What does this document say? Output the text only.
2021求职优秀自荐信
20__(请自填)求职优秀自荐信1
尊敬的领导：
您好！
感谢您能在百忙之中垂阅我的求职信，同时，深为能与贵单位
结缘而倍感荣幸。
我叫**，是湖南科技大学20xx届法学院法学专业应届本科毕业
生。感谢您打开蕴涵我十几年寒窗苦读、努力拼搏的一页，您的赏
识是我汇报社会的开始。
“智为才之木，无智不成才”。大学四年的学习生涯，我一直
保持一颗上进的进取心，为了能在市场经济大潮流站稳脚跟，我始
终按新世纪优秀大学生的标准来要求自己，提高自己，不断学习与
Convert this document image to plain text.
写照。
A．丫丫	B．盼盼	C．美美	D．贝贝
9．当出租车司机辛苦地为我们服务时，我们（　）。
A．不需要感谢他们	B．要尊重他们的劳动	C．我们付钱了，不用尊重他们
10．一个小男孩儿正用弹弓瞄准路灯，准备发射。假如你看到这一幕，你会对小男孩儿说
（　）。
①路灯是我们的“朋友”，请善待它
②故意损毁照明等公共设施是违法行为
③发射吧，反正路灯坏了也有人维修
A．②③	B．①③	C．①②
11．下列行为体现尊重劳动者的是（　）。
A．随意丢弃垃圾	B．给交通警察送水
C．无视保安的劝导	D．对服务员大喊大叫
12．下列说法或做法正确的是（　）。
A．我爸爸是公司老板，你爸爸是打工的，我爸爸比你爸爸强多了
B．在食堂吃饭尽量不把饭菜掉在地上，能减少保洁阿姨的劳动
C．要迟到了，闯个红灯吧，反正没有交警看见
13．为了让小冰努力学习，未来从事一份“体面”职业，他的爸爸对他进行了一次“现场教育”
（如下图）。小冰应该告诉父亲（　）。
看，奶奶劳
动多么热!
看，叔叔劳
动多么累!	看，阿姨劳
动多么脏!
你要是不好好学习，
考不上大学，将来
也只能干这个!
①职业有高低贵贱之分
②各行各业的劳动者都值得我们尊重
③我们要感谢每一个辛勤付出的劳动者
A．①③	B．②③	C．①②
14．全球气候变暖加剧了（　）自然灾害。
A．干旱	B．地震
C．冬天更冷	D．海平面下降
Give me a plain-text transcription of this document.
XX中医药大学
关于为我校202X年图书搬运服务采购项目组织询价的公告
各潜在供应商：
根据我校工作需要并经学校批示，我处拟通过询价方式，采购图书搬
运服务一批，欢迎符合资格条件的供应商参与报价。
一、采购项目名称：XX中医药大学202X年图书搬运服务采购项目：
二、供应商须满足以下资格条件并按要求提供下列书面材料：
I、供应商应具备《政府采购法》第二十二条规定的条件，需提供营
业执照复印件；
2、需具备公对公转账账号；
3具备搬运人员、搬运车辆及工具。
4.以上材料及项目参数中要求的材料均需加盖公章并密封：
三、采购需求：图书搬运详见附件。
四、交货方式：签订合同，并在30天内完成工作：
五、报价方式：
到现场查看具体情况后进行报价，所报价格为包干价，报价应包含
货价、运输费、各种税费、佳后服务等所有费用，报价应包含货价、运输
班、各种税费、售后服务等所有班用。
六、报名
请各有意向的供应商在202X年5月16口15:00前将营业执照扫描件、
--
* _EXERCISE AIM_
From the records above, pull out each line that has "plain".

* _OUTPUT BELOW_
Convert this document image to plain text.
Give me a plain-text transcription of this document.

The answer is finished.